> Brief:
Return the material word for word. Do not include pictures.

> Figure dataset records:
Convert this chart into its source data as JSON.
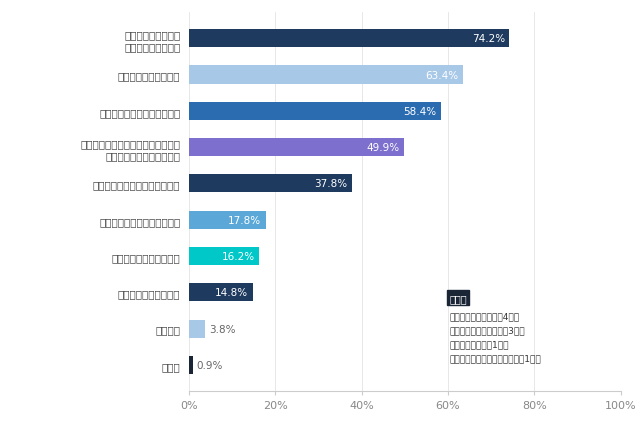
{
  "categories": [
    "移動時間や交通費・\n宿泊費を節約できる",
    "感染症のリスクがない",
    "遠方の企業にも応募しやすい",
    "１日のうちに複数の企業の説明会や\n面接を受けることができる",
    "学業と就職活動を両立しやすい",
    "オンラインの方が話しやすい",
    "自分の表情を確認できる",
    "面接対策が練りやすい",
    "特にない",
    "その他"
  ],
  "values": [
    74.2,
    63.4,
    58.4,
    49.9,
    37.8,
    17.8,
    16.2,
    14.8,
    3.8,
    0.9
  ],
  "colors": [
    "#1e3a5f",
    "#a8c8e8",
    "#2b6cb0",
    "#7c6fcd",
    "#1e3a5f",
    "#5ba8d8",
    "#00c8c8",
    "#1e3a5f",
    "#a8c8e8",
    "#1a2535"
  ],
  "annotation_box_text": "その他",
  "annotation_lines": [
    "・リラックスできる（4件）",
    "・カンペを用意できる（3件）",
    "・メモしやすい（1件）",
    "・説明を繰り返し聆きやすい（1件）"
  ],
  "xlabel_ticks": [
    "0%",
    "20%",
    "40%",
    "60%",
    "80%",
    "100%"
  ],
  "xlim": [
    0,
    100
  ],
  "background_color": "#ffffff",
  "bar_label_color_dark": "#ffffff",
  "bar_label_color_light": "#666666"
}
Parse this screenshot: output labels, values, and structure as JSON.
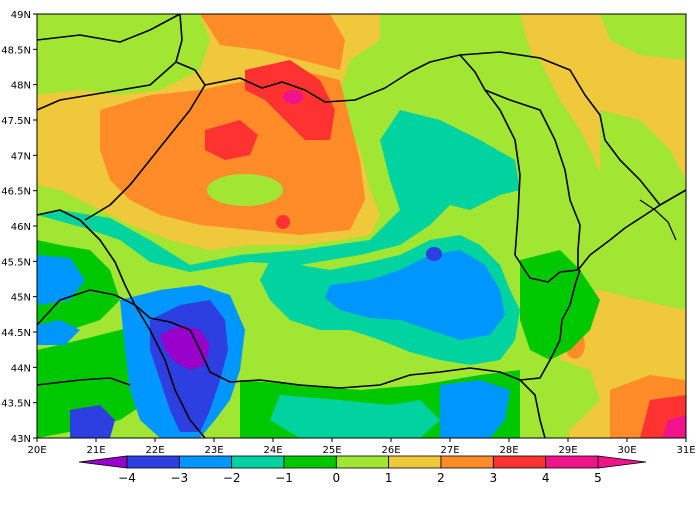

> Answer to this exercise:
Convert this chart into its source data as JSON.
{
  "categories": [
    "移動時間や交通費・\n宿泊費を節約できる",
    "感染症のリスクがない",
    "遠方の企業にも応募しやすい",
    "１日のうちに複数の企業の説明会や\n面接を受けることができる",
    "学業と就職活動を両立しやすい",
    "オンラインの方が話しやすい",
    "自分の表情を確認できる",
    "面接対策が練りやすい",
    "特にない",
    "その他"
  ],
  "values": [
    74.2,
    63.4,
    58.4,
    49.9,
    37.8,
    17.8,
    16.2,
    14.8,
    3.8,
    0.9
  ],
  "colors": [
    "#1e3a5f",
    "#a8c8e8",
    "#2b6cb0",
    "#7c6fcd",
    "#1e3a5f",
    "#5ba8d8",
    "#00c8c8",
    "#1e3a5f",
    "#a8c8e8",
    "#1a2535"
  ],
  "annotation_box_text": "その他",
  "annotation_lines": [
    "・リラックスできる（4件）",
    "・カンペを用意できる（3件）",
    "・メモしやすい（1件）",
    "・説明を繰り返し聆きやすい（1件）"
  ],
  "xlabel_ticks": [
    "0%",
    "20%",
    "40%",
    "60%",
    "80%",
    "100%"
  ],
  "xlim": [
    0,
    100
  ],
  "background_color": "#ffffff",
  "bar_label_color_dark": "#ffffff",
  "bar_label_color_light": "#666666"
}
Parse this screenshot: output labels, values, and structure as JSON.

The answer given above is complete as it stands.